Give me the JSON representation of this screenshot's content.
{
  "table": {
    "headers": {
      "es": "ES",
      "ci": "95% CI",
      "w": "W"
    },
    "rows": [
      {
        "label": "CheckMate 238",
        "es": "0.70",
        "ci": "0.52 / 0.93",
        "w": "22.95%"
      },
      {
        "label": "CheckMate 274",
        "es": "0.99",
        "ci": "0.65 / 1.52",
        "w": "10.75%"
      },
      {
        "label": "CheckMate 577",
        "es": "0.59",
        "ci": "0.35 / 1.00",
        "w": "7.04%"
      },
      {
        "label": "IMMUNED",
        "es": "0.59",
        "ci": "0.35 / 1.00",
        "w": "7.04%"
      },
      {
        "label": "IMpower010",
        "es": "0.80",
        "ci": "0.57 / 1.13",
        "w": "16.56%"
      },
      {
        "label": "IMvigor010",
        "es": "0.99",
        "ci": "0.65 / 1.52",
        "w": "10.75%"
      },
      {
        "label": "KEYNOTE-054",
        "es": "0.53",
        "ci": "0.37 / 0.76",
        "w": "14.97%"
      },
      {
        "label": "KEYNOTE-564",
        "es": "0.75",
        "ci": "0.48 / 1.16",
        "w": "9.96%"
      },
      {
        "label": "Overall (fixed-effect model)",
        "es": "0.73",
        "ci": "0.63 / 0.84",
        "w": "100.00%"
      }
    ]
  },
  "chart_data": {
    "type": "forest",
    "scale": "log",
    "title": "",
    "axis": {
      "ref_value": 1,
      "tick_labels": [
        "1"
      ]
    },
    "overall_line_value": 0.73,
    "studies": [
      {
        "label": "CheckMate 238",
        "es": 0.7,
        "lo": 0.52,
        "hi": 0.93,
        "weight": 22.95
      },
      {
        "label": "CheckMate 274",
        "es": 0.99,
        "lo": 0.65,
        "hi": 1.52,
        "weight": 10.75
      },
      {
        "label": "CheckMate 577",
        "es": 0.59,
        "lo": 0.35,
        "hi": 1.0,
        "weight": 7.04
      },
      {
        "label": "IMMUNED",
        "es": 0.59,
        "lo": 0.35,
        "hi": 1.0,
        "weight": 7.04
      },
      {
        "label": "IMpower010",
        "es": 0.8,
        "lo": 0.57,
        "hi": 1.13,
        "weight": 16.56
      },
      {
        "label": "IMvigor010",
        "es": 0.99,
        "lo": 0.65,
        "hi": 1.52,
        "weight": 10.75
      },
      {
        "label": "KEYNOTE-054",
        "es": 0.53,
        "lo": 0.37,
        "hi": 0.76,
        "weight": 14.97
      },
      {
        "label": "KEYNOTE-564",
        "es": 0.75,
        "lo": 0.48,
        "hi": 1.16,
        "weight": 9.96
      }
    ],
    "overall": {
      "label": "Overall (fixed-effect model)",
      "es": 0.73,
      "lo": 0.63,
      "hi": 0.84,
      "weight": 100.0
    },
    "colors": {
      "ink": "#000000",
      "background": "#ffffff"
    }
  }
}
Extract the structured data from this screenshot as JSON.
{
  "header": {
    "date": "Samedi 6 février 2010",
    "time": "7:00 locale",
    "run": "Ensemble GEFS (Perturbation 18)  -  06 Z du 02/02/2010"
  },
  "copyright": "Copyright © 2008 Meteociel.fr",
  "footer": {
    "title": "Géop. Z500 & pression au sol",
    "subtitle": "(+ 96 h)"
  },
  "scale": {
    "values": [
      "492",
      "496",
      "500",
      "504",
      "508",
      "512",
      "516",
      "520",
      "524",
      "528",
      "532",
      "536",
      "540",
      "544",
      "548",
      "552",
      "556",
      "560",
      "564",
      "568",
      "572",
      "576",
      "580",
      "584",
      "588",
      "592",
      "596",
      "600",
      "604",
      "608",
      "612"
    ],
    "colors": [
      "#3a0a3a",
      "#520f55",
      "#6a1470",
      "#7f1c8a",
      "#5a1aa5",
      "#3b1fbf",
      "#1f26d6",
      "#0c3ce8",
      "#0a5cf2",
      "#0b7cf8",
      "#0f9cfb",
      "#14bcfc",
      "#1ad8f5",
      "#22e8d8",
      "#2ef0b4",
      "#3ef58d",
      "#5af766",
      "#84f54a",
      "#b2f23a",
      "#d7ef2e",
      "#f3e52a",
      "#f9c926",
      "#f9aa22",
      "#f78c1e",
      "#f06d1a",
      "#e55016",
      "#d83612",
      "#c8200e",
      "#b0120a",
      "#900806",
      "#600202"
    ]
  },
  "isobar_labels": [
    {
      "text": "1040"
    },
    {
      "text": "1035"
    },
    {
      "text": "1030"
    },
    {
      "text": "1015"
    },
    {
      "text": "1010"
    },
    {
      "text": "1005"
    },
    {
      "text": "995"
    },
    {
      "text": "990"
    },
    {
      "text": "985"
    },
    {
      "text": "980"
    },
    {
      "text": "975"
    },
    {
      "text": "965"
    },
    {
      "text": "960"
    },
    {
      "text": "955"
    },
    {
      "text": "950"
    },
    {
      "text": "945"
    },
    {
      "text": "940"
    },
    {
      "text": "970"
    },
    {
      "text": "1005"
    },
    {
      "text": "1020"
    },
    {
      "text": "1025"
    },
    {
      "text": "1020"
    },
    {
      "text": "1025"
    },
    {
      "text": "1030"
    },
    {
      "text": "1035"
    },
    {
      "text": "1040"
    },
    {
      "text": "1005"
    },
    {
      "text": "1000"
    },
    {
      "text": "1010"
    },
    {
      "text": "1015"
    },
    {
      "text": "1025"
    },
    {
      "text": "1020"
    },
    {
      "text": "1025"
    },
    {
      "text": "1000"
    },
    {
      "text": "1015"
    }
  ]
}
------------------------------
Every line above should be written out again exactly as it stands.

## Response
Give me the JSON representation of this screenshot's content.
{
  "table": {
    "headers": {
      "es": "ES",
      "ci": "95% CI",
      "w": "W"
    },
    "rows": [
      {
        "label": "CheckMate 238",
        "es": "0.70",
        "ci": "0.52 / 0.93",
        "w": "22.95%"
      },
      {
        "label": "CheckMate 274",
        "es": "0.99",
        "ci": "0.65 / 1.52",
        "w": "10.75%"
      },
      {
        "label": "CheckMate 577",
        "es": "0.59",
        "ci": "0.35 / 1.00",
        "w": "7.04%"
      },
      {
        "label": "IMMUNED",
        "es": "0.59",
        "ci": "0.35 / 1.00",
        "w": "7.04%"
      },
      {
        "label": "IMpower010",
        "es": "0.80",
        "ci": "0.57 / 1.13",
        "w": "16.56%"
      },
      {
        "label": "IMvigor010",
        "es": "0.99",
        "ci": "0.65 / 1.52",
        "w": "10.75%"
      },
      {
        "label": "KEYNOTE-054",
        "es": "0.53",
        "ci": "0.37 / 0.76",
        "w": "14.97%"
      },
      {
        "label": "KEYNOTE-564",
        "es": "0.75",
        "ci": "0.48 / 1.16",
        "w": "9.96%"
      },
      {
        "label": "Overall (fixed-effect model)",
        "es": "0.73",
        "ci": "0.63 / 0.84",
        "w": "100.00%"
      }
    ]
  },
  "chart_data": {
    "type": "forest",
    "scale": "log",
    "title": "",
    "axis": {
      "ref_value": 1,
      "tick_labels": [
        "1"
      ]
    },
    "overall_line_value": 0.73,
    "studies": [
      {
        "label": "CheckMate 238",
        "es": 0.7,
        "lo": 0.52,
        "hi": 0.93,
        "weight": 22.95
      },
      {
        "label": "CheckMate 274",
        "es": 0.99,
        "lo": 0.65,
        "hi": 1.52,
        "weight": 10.75
      },
      {
        "label": "CheckMate 577",
        "es": 0.59,
        "lo": 0.35,
        "hi": 1.0,
        "weight": 7.04
      },
      {
        "label": "IMMUNED",
        "es": 0.59,
        "lo": 0.35,
        "hi": 1.0,
        "weight": 7.04
      },
      {
        "label": "IMpower010",
        "es": 0.8,
        "lo": 0.57,
        "hi": 1.13,
        "weight": 16.56
      },
      {
        "label": "IMvigor010",
        "es": 0.99,
        "lo": 0.65,
        "hi": 1.52,
        "weight": 10.75
      },
      {
        "label": "KEYNOTE-054",
        "es": 0.53,
        "lo": 0.37,
        "hi": 0.76,
        "weight": 14.97
      },
      {
        "label": "KEYNOTE-564",
        "es": 0.75,
        "lo": 0.48,
        "hi": 1.16,
        "weight": 9.96
      }
    ],
    "overall": {
      "label": "Overall (fixed-effect model)",
      "es": 0.73,
      "lo": 0.63,
      "hi": 0.84,
      "weight": 100.0
    },
    "colors": {
      "ink": "#000000",
      "background": "#ffffff"
    }
  }
}
Extract the structured data from this screenshot as JSON.
{
  "header": {
    "date": "Samedi 6 février 2010",
    "time": "7:00 locale",
    "run": "Ensemble GEFS (Perturbation 18)  -  06 Z du 02/02/2010"
  },
  "copyright": "Copyright © 2008 Meteociel.fr",
  "footer": {
    "title": "Géop. Z500 & pression au sol",
    "subtitle": "(+ 96 h)"
  },
  "scale": {
    "values": [
      "492",
      "496",
      "500",
      "504",
      "508",
      "512",
      "516",
      "520",
      "524",
      "528",
      "532",
      "536",
      "540",
      "544",
      "548",
      "552",
      "556",
      "560",
      "564",
      "568",
      "572",
      "576",
      "580",
      "584",
      "588",
      "592",
      "596",
      "600",
      "604",
      "608",
      "612"
    ],
    "colors": [
      "#3a0a3a",
      "#520f55",
      "#6a1470",
      "#7f1c8a",
      "#5a1aa5",
      "#3b1fbf",
      "#1f26d6",
      "#0c3ce8",
      "#0a5cf2",
      "#0b7cf8",
      "#0f9cfb",
      "#14bcfc",
      "#1ad8f5",
      "#22e8d8",
      "#2ef0b4",
      "#3ef58d",
      "#5af766",
      "#84f54a",
      "#b2f23a",
      "#d7ef2e",
      "#f3e52a",
      "#f9c926",
      "#f9aa22",
      "#f78c1e",
      "#f06d1a",
      "#e55016",
      "#d83612",
      "#c8200e",
      "#b0120a",
      "#900806",
      "#600202"
    ]
  },
  "isobar_labels": [
    {
      "text": "1040"
    },
    {
      "text": "1035"
    },
    {
      "text": "1030"
    },
    {
      "text": "1015"
    },
    {
      "text": "1010"
    },
    {
      "text": "1005"
    },
    {
      "text": "995"
    },
    {
      "text": "990"
    },
    {
      "text": "985"
    },
    {
      "text": "980"
    },
    {
      "text": "975"
    },
    {
      "text": "965"
    },
    {
      "text": "960"
    },
    {
      "text": "955"
    },
    {
      "text": "950"
    },
    {
      "text": "945"
    },
    {
      "text": "940"
    },
    {
      "text": "970"
    },
    {
      "text": "1005"
    },
    {
      "text": "1020"
    },
    {
      "text": "1025"
    },
    {
      "text": "1020"
    },
    {
      "text": "1025"
    },
    {
      "text": "1030"
    },
    {
      "text": "1035"
    },
    {
      "text": "1040"
    },
    {
      "text": "1005"
    },
    {
      "text": "1000"
    },
    {
      "text": "1010"
    },
    {
      "text": "1015"
    },
    {
      "text": "1025"
    },
    {
      "text": "1020"
    },
    {
      "text": "1025"
    },
    {
      "text": "1000"
    },
    {
      "text": "1015"
    }
  ]
}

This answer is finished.